* BEGIN DATA SHOWN *

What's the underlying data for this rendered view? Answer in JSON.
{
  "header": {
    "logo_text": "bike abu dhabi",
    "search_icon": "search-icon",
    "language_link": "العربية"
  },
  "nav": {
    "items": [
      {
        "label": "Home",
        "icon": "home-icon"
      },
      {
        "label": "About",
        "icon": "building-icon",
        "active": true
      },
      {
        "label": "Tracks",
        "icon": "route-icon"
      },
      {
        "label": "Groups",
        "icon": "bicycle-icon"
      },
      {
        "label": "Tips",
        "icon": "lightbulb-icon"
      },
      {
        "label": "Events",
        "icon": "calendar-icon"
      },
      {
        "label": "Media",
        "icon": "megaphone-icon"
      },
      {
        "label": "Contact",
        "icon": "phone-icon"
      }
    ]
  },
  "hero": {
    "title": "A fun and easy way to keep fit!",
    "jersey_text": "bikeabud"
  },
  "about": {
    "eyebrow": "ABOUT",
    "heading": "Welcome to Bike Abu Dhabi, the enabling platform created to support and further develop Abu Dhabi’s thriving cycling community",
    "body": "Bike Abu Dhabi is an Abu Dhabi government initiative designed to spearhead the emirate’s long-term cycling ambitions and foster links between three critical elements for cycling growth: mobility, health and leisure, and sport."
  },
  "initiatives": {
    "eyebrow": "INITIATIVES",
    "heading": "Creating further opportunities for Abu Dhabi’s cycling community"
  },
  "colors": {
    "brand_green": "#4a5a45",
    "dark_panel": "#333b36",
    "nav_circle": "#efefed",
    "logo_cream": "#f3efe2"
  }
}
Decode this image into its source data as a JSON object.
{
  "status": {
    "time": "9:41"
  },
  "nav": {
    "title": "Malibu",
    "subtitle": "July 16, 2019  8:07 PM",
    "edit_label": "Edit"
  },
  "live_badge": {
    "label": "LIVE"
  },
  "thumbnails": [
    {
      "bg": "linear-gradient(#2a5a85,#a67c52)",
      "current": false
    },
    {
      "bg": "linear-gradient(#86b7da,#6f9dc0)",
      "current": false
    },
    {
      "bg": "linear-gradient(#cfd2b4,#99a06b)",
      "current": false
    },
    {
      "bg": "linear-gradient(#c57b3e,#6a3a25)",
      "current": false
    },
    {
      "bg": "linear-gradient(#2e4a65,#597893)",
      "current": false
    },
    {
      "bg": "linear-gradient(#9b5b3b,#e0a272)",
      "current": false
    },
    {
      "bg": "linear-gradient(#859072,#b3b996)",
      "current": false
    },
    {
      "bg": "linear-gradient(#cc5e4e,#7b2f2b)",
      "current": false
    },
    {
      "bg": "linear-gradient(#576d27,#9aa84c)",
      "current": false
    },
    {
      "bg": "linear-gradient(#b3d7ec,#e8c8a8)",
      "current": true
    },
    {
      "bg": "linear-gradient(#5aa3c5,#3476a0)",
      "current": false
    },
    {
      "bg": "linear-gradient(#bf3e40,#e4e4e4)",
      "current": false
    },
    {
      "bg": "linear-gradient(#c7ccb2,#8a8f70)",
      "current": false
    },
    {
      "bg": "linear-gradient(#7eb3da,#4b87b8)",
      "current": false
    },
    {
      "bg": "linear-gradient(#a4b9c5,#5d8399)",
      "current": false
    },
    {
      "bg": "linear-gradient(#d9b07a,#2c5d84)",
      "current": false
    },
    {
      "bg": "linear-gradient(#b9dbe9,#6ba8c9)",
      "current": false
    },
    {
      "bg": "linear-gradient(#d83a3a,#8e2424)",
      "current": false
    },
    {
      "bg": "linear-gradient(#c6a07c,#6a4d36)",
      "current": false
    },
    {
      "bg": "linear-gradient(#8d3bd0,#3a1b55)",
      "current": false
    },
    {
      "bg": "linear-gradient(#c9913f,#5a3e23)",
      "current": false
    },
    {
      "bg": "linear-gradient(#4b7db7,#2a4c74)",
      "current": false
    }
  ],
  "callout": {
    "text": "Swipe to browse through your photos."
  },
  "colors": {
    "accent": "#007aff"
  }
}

* END DATA SHOWN *

Produce an exact copy of every entry above.

FULL SOLUTION.
What's the underlying data for this rendered view? Answer in JSON.
{
  "header": {
    "logo_text": "bike abu dhabi",
    "search_icon": "search-icon",
    "language_link": "العربية"
  },
  "nav": {
    "items": [
      {
        "label": "Home",
        "icon": "home-icon"
      },
      {
        "label": "About",
        "icon": "building-icon",
        "active": true
      },
      {
        "label": "Tracks",
        "icon": "route-icon"
      },
      {
        "label": "Groups",
        "icon": "bicycle-icon"
      },
      {
        "label": "Tips",
        "icon": "lightbulb-icon"
      },
      {
        "label": "Events",
        "icon": "calendar-icon"
      },
      {
        "label": "Media",
        "icon": "megaphone-icon"
      },
      {
        "label": "Contact",
        "icon": "phone-icon"
      }
    ]
  },
  "hero": {
    "title": "A fun and easy way to keep fit!",
    "jersey_text": "bikeabud"
  },
  "about": {
    "eyebrow": "ABOUT",
    "heading": "Welcome to Bike Abu Dhabi, the enabling platform created to support and further develop Abu Dhabi’s thriving cycling community",
    "body": "Bike Abu Dhabi is an Abu Dhabi government initiative designed to spearhead the emirate’s long-term cycling ambitions and foster links between three critical elements for cycling growth: mobility, health and leisure, and sport."
  },
  "initiatives": {
    "eyebrow": "INITIATIVES",
    "heading": "Creating further opportunities for Abu Dhabi’s cycling community"
  },
  "colors": {
    "brand_green": "#4a5a45",
    "dark_panel": "#333b36",
    "nav_circle": "#efefed",
    "logo_cream": "#f3efe2"
  }
}
Decode this image into its source data as a JSON object.
{
  "status": {
    "time": "9:41"
  },
  "nav": {
    "title": "Malibu",
    "subtitle": "July 16, 2019  8:07 PM",
    "edit_label": "Edit"
  },
  "live_badge": {
    "label": "LIVE"
  },
  "thumbnails": [
    {
      "bg": "linear-gradient(#2a5a85,#a67c52)",
      "current": false
    },
    {
      "bg": "linear-gradient(#86b7da,#6f9dc0)",
      "current": false
    },
    {
      "bg": "linear-gradient(#cfd2b4,#99a06b)",
      "current": false
    },
    {
      "bg": "linear-gradient(#c57b3e,#6a3a25)",
      "current": false
    },
    {
      "bg": "linear-gradient(#2e4a65,#597893)",
      "current": false
    },
    {
      "bg": "linear-gradient(#9b5b3b,#e0a272)",
      "current": false
    },
    {
      "bg": "linear-gradient(#859072,#b3b996)",
      "current": false
    },
    {
      "bg": "linear-gradient(#cc5e4e,#7b2f2b)",
      "current": false
    },
    {
      "bg": "linear-gradient(#576d27,#9aa84c)",
      "current": false
    },
    {
      "bg": "linear-gradient(#b3d7ec,#e8c8a8)",
      "current": true
    },
    {
      "bg": "linear-gradient(#5aa3c5,#3476a0)",
      "current": false
    },
    {
      "bg": "linear-gradient(#bf3e40,#e4e4e4)",
      "current": false
    },
    {
      "bg": "linear-gradient(#c7ccb2,#8a8f70)",
      "current": false
    },
    {
      "bg": "linear-gradient(#7eb3da,#4b87b8)",
      "current": false
    },
    {
      "bg": "linear-gradient(#a4b9c5,#5d8399)",
      "current": false
    },
    {
      "bg": "linear-gradient(#d9b07a,#2c5d84)",
      "current": false
    },
    {
      "bg": "linear-gradient(#b9dbe9,#6ba8c9)",
      "current": false
    },
    {
      "bg": "linear-gradient(#d83a3a,#8e2424)",
      "current": false
    },
    {
      "bg": "linear-gradient(#c6a07c,#6a4d36)",
      "current": false
    },
    {
      "bg": "linear-gradient(#8d3bd0,#3a1b55)",
      "current": false
    },
    {
      "bg": "linear-gradient(#c9913f,#5a3e23)",
      "current": false
    },
    {
      "bg": "linear-gradient(#4b7db7,#2a4c74)",
      "current": false
    }
  ],
  "callout": {
    "text": "Swipe to browse through your photos."
  },
  "colors": {
    "accent": "#007aff"
  }
}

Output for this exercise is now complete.